**WRITTEN EXERCISE**
Retype each record shown below, leaving every character as it is.

-------- MATERIAL PROVIDED --------

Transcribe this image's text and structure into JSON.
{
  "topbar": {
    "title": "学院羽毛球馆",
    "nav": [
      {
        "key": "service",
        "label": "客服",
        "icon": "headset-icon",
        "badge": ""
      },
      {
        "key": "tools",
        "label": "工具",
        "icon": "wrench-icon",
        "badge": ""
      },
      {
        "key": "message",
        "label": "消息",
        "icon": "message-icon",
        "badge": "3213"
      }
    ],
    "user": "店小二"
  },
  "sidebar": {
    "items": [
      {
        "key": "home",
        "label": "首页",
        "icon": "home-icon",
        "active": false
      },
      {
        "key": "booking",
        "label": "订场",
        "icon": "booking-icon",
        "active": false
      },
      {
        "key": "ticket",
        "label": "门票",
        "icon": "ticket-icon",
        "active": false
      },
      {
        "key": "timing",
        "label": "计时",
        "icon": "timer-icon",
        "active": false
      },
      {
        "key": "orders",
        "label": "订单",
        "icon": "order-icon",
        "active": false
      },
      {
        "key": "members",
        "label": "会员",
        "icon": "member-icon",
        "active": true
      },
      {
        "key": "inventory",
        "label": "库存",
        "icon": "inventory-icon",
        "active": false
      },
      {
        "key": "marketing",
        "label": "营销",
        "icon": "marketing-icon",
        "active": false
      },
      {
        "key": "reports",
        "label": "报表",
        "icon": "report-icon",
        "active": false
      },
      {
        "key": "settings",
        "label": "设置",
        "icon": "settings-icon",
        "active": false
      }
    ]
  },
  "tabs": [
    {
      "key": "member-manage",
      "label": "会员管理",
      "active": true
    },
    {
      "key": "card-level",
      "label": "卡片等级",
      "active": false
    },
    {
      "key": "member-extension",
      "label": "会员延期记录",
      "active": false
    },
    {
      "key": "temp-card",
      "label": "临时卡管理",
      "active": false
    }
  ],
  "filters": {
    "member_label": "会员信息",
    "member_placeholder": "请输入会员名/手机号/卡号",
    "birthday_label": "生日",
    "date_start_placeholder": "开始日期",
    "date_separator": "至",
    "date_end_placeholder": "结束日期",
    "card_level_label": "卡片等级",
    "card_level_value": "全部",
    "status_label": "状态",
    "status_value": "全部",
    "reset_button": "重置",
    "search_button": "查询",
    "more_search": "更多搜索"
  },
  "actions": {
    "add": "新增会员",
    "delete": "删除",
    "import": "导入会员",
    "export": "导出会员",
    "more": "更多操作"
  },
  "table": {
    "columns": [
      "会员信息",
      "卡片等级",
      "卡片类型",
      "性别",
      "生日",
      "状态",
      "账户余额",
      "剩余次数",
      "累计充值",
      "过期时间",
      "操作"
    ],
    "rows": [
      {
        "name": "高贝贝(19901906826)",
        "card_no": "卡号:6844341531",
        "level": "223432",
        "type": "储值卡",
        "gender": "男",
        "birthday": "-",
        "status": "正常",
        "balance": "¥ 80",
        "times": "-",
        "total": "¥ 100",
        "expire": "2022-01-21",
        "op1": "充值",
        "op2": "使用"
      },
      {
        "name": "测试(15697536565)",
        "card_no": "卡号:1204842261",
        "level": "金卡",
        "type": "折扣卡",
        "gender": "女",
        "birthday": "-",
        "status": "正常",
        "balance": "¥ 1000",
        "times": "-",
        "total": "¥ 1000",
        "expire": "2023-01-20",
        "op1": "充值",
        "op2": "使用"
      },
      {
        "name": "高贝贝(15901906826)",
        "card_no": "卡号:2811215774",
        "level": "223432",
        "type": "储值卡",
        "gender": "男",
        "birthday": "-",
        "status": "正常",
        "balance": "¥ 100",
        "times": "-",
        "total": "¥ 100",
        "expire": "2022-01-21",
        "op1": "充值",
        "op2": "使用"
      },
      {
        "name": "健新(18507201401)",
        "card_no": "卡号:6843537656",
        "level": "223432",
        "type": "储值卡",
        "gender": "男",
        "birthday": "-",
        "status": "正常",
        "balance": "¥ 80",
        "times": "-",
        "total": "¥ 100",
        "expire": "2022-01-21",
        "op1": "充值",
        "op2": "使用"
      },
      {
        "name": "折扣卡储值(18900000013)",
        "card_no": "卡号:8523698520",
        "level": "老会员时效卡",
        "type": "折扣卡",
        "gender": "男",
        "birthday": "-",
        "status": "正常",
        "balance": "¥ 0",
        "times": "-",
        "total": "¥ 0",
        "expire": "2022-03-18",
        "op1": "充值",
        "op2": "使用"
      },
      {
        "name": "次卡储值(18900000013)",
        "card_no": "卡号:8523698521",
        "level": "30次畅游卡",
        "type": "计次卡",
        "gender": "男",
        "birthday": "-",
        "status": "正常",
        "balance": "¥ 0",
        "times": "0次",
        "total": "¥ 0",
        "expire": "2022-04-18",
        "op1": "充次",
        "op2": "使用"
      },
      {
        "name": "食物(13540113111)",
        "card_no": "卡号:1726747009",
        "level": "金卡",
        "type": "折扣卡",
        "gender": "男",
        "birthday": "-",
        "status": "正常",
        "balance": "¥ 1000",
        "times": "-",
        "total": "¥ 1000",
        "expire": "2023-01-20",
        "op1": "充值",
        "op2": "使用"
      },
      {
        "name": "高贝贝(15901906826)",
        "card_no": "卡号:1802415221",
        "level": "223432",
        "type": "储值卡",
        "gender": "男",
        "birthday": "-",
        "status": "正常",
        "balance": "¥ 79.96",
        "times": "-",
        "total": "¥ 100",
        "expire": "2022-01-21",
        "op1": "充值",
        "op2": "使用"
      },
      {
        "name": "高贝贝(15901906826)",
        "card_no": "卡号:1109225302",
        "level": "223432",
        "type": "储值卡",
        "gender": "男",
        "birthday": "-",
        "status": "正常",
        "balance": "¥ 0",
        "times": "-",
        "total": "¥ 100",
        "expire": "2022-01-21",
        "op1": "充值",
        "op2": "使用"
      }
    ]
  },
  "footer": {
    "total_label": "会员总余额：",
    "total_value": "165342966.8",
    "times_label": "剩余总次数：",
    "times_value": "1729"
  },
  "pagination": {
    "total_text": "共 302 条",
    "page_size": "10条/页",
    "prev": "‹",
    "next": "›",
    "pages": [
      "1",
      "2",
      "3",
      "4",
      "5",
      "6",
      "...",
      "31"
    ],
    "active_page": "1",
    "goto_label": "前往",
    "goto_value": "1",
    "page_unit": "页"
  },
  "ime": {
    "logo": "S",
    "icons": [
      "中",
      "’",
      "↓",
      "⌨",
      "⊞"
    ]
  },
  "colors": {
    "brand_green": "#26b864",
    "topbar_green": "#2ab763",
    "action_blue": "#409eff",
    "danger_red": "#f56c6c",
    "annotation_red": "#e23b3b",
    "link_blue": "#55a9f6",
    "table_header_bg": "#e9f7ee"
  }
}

--------

**EXERCISE SOLUTION**
Transcribe this image's text and structure into JSON.
{
  "topbar": {
    "title": "学院羽毛球馆",
    "nav": [
      {
        "key": "service",
        "label": "客服",
        "icon": "headset-icon",
        "badge": ""
      },
      {
        "key": "tools",
        "label": "工具",
        "icon": "wrench-icon",
        "badge": ""
      },
      {
        "key": "message",
        "label": "消息",
        "icon": "message-icon",
        "badge": "3213"
      }
    ],
    "user": "店小二"
  },
  "sidebar": {
    "items": [
      {
        "key": "home",
        "label": "首页",
        "icon": "home-icon",
        "active": false
      },
      {
        "key": "booking",
        "label": "订场",
        "icon": "booking-icon",
        "active": false
      },
      {
        "key": "ticket",
        "label": "门票",
        "icon": "ticket-icon",
        "active": false
      },
      {
        "key": "timing",
        "label": "计时",
        "icon": "timer-icon",
        "active": false
      },
      {
        "key": "orders",
        "label": "订单",
        "icon": "order-icon",
        "active": false
      },
      {
        "key": "members",
        "label": "会员",
        "icon": "member-icon",
        "active": true
      },
      {
        "key": "inventory",
        "label": "库存",
        "icon": "inventory-icon",
        "active": false
      },
      {
        "key": "marketing",
        "label": "营销",
        "icon": "marketing-icon",
        "active": false
      },
      {
        "key": "reports",
        "label": "报表",
        "icon": "report-icon",
        "active": false
      },
      {
        "key": "settings",
        "label": "设置",
        "icon": "settings-icon",
        "active": false
      }
    ]
  },
  "tabs": [
    {
      "key": "member-manage",
      "label": "会员管理",
      "active": true
    },
    {
      "key": "card-level",
      "label": "卡片等级",
      "active": false
    },
    {
      "key": "member-extension",
      "label": "会员延期记录",
      "active": false
    },
    {
      "key": "temp-card",
      "label": "临时卡管理",
      "active": false
    }
  ],
  "filters": {
    "member_label": "会员信息",
    "member_placeholder": "请输入会员名/手机号/卡号",
    "birthday_label": "生日",
    "date_start_placeholder": "开始日期",
    "date_separator": "至",
    "date_end_placeholder": "结束日期",
    "card_level_label": "卡片等级",
    "card_level_value": "全部",
    "status_label": "状态",
    "status_value": "全部",
    "reset_button": "重置",
    "search_button": "查询",
    "more_search": "更多搜索"
  },
  "actions": {
    "add": "新增会员",
    "delete": "删除",
    "import": "导入会员",
    "export": "导出会员",
    "more": "更多操作"
  },
  "table": {
    "columns": [
      "会员信息",
      "卡片等级",
      "卡片类型",
      "性别",
      "生日",
      "状态",
      "账户余额",
      "剩余次数",
      "累计充值",
      "过期时间",
      "操作"
    ],
    "rows": [
      {
        "name": "高贝贝(19901906826)",
        "card_no": "卡号:6844341531",
        "level": "223432",
        "type": "储值卡",
        "gender": "男",
        "birthday": "-",
        "status": "正常",
        "balance": "¥ 80",
        "times": "-",
        "total": "¥ 100",
        "expire": "2022-01-21",
        "op1": "充值",
        "op2": "使用"
      },
      {
        "name": "测试(15697536565)",
        "card_no": "卡号:1204842261",
        "level": "金卡",
        "type": "折扣卡",
        "gender": "女",
        "birthday": "-",
        "status": "正常",
        "balance": "¥ 1000",
        "times": "-",
        "total": "¥ 1000",
        "expire": "2023-01-20",
        "op1": "充值",
        "op2": "使用"
      },
      {
        "name": "高贝贝(15901906826)",
        "card_no": "卡号:2811215774",
        "level": "223432",
        "type": "储值卡",
        "gender": "男",
        "birthday": "-",
        "status": "正常",
        "balance": "¥ 100",
        "times": "-",
        "total": "¥ 100",
        "expire": "2022-01-21",
        "op1": "充值",
        "op2": "使用"
      },
      {
        "name": "健新(18507201401)",
        "card_no": "卡号:6843537656",
        "level": "223432",
        "type": "储值卡",
        "gender": "男",
        "birthday": "-",
        "status": "正常",
        "balance": "¥ 80",
        "times": "-",
        "total": "¥ 100",
        "expire": "2022-01-21",
        "op1": "充值",
        "op2": "使用"
      },
      {
        "name": "折扣卡储值(18900000013)",
        "card_no": "卡号:8523698520",
        "level": "老会员时效卡",
        "type": "折扣卡",
        "gender": "男",
        "birthday": "-",
        "status": "正常",
        "balance": "¥ 0",
        "times": "-",
        "total": "¥ 0",
        "expire": "2022-03-18",
        "op1": "充值",
        "op2": "使用"
      },
      {
        "name": "次卡储值(18900000013)",
        "card_no": "卡号:8523698521",
        "level": "30次畅游卡",
        "type": "计次卡",
        "gender": "男",
        "birthday": "-",
        "status": "正常",
        "balance": "¥ 0",
        "times": "0次",
        "total": "¥ 0",
        "expire": "2022-04-18",
        "op1": "充次",
        "op2": "使用"
      },
      {
        "name": "食物(13540113111)",
        "card_no": "卡号:1726747009",
        "level": "金卡",
        "type": "折扣卡",
        "gender": "男",
        "birthday": "-",
        "status": "正常",
        "balance": "¥ 1000",
        "times": "-",
        "total": "¥ 1000",
        "expire": "2023-01-20",
        "op1": "充值",
        "op2": "使用"
      },
      {
        "name": "高贝贝(15901906826)",
        "card_no": "卡号:1802415221",
        "level": "223432",
        "type": "储值卡",
        "gender": "男",
        "birthday": "-",
        "status": "正常",
        "balance": "¥ 79.96",
        "times": "-",
        "total": "¥ 100",
        "expire": "2022-01-21",
        "op1": "充值",
        "op2": "使用"
      },
      {
        "name": "高贝贝(15901906826)",
        "card_no": "卡号:1109225302",
        "level": "223432",
        "type": "储值卡",
        "gender": "男",
        "birthday": "-",
        "status": "正常",
        "balance": "¥ 0",
        "times": "-",
        "total": "¥ 100",
        "expire": "2022-01-21",
        "op1": "充值",
        "op2": "使用"
      }
    ]
  },
  "footer": {
    "total_label": "会员总余额：",
    "total_value": "165342966.8",
    "times_label": "剩余总次数：",
    "times_value": "1729"
  },
  "pagination": {
    "total_text": "共 302 条",
    "page_size": "10条/页",
    "prev": "‹",
    "next": "›",
    "pages": [
      "1",
      "2",
      "3",
      "4",
      "5",
      "6",
      "...",
      "31"
    ],
    "active_page": "1",
    "goto_label": "前往",
    "goto_value": "1",
    "page_unit": "页"
  },
  "ime": {
    "logo": "S",
    "icons": [
      "中",
      "’",
      "↓",
      "⌨",
      "⊞"
    ]
  },
  "colors": {
    "brand_green": "#26b864",
    "topbar_green": "#2ab763",
    "action_blue": "#409eff",
    "danger_red": "#f56c6c",
    "annotation_red": "#e23b3b",
    "link_blue": "#55a9f6",
    "table_header_bg": "#e9f7ee"
  }
}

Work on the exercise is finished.